## What the task asks
Extract every line below that contains the word "values".

•••

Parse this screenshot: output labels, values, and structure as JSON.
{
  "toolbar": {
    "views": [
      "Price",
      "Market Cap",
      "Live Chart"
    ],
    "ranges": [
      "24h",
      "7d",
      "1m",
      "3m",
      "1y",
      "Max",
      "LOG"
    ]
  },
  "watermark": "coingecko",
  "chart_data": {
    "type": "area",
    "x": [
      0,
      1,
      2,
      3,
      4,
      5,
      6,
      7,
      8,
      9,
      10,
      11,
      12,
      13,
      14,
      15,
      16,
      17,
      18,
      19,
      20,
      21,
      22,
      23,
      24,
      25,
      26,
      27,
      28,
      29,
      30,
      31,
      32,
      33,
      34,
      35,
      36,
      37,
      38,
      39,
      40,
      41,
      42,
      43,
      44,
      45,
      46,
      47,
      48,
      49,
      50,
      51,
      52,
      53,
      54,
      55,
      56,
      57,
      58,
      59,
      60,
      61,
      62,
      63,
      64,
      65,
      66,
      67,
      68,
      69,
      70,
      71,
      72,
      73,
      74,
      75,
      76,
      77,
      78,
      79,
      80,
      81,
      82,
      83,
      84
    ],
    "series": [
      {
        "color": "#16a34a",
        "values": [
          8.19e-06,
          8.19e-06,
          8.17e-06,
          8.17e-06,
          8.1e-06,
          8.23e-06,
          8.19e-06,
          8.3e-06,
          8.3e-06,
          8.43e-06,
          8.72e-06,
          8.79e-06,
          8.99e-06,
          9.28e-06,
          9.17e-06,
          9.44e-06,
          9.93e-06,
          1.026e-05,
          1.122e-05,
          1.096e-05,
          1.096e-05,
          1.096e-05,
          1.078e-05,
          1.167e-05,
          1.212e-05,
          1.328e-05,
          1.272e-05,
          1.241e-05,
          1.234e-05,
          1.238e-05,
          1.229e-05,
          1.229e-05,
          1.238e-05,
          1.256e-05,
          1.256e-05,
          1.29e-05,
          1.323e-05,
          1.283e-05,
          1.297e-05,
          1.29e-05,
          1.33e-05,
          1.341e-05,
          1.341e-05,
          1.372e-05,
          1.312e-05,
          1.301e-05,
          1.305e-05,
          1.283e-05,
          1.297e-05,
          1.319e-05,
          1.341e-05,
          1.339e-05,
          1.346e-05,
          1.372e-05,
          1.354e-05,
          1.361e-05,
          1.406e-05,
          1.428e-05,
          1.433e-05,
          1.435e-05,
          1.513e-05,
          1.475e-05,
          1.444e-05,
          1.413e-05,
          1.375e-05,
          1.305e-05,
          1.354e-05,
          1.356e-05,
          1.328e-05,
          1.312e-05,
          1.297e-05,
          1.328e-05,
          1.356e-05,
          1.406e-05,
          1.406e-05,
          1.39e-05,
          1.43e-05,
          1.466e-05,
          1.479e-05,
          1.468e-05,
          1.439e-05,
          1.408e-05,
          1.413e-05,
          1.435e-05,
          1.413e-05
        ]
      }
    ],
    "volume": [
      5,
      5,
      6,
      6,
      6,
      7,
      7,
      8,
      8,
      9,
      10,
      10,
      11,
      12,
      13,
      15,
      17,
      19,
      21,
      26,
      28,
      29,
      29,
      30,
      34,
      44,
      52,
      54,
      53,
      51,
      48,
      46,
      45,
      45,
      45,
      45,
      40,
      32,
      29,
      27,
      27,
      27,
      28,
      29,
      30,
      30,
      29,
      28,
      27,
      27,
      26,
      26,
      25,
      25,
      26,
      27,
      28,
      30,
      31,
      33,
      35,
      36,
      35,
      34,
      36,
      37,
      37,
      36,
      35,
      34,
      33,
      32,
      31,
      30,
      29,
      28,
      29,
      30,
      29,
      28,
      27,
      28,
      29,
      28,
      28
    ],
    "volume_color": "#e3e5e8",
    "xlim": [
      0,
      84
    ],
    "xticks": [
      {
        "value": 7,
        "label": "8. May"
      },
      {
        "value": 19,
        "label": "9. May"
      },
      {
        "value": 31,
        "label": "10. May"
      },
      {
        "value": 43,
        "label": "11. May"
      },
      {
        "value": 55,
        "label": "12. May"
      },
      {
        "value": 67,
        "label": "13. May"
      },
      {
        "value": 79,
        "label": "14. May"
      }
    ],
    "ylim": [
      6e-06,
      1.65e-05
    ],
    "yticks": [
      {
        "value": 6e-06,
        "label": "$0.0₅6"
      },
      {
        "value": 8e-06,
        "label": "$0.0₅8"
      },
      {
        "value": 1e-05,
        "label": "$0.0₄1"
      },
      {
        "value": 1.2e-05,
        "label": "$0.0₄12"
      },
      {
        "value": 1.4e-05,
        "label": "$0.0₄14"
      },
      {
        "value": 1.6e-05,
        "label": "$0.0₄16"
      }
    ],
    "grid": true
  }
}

•••

## Response to this task
Parse this screenshot: output labels, values, and structure as JSON.
        "values": [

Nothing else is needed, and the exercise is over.